→ **To do**
The entire listing is to be repeated verbatim.

→ **Extracted records**
========================================
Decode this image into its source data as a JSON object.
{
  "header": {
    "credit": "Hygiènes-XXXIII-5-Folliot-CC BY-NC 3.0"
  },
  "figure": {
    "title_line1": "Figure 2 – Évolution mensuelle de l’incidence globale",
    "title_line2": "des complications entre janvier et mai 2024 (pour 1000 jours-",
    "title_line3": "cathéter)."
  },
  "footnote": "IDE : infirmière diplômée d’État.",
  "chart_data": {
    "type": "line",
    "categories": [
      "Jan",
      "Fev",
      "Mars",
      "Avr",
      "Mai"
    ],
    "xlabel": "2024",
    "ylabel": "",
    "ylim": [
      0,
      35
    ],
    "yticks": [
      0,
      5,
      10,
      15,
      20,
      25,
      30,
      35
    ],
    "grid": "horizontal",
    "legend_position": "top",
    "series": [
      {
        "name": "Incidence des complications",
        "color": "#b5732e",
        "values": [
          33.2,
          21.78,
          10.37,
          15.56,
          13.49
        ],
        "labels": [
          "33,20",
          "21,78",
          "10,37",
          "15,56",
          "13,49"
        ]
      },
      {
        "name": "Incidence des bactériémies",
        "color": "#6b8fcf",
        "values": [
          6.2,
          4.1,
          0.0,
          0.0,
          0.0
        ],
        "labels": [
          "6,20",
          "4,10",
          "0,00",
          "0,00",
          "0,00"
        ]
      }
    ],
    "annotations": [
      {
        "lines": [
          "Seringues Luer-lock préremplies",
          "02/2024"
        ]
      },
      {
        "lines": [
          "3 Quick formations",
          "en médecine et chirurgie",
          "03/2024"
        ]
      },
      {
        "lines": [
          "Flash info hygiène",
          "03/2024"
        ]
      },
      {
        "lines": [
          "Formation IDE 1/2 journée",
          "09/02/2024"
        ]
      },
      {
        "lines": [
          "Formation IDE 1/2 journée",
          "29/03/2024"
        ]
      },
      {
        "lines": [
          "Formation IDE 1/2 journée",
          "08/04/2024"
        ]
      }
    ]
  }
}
========================================
→ **Exercise answer**
Decode this image into its source data as a JSON object.
{
  "header": {
    "credit": "Hygiènes-XXXIII-5-Folliot-CC BY-NC 3.0"
  },
  "figure": {
    "title_line1": "Figure 2 – Évolution mensuelle de l’incidence globale",
    "title_line2": "des complications entre janvier et mai 2024 (pour 1000 jours-",
    "title_line3": "cathéter)."
  },
  "footnote": "IDE : infirmière diplômée d’État.",
  "chart_data": {
    "type": "line",
    "categories": [
      "Jan",
      "Fev",
      "Mars",
      "Avr",
      "Mai"
    ],
    "xlabel": "2024",
    "ylabel": "",
    "ylim": [
      0,
      35
    ],
    "yticks": [
      0,
      5,
      10,
      15,
      20,
      25,
      30,
      35
    ],
    "grid": "horizontal",
    "legend_position": "top",
    "series": [
      {
        "name": "Incidence des complications",
        "color": "#b5732e",
        "values": [
          33.2,
          21.78,
          10.37,
          15.56,
          13.49
        ],
        "labels": [
          "33,20",
          "21,78",
          "10,37",
          "15,56",
          "13,49"
        ]
      },
      {
        "name": "Incidence des bactériémies",
        "color": "#6b8fcf",
        "values": [
          6.2,
          4.1,
          0.0,
          0.0,
          0.0
        ],
        "labels": [
          "6,20",
          "4,10",
          "0,00",
          "0,00",
          "0,00"
        ]
      }
    ],
    "annotations": [
      {
        "lines": [
          "Seringues Luer-lock préremplies",
          "02/2024"
        ]
      },
      {
        "lines": [
          "3 Quick formations",
          "en médecine et chirurgie",
          "03/2024"
        ]
      },
      {
        "lines": [
          "Flash info hygiène",
          "03/2024"
        ]
      },
      {
        "lines": [
          "Formation IDE 1/2 journée",
          "09/02/2024"
        ]
      },
      {
        "lines": [
          "Formation IDE 1/2 journée",
          "29/03/2024"
        ]
      },
      {
        "lines": [
          "Formation IDE 1/2 journée",
          "08/04/2024"
        ]
      }
    ]
  }
}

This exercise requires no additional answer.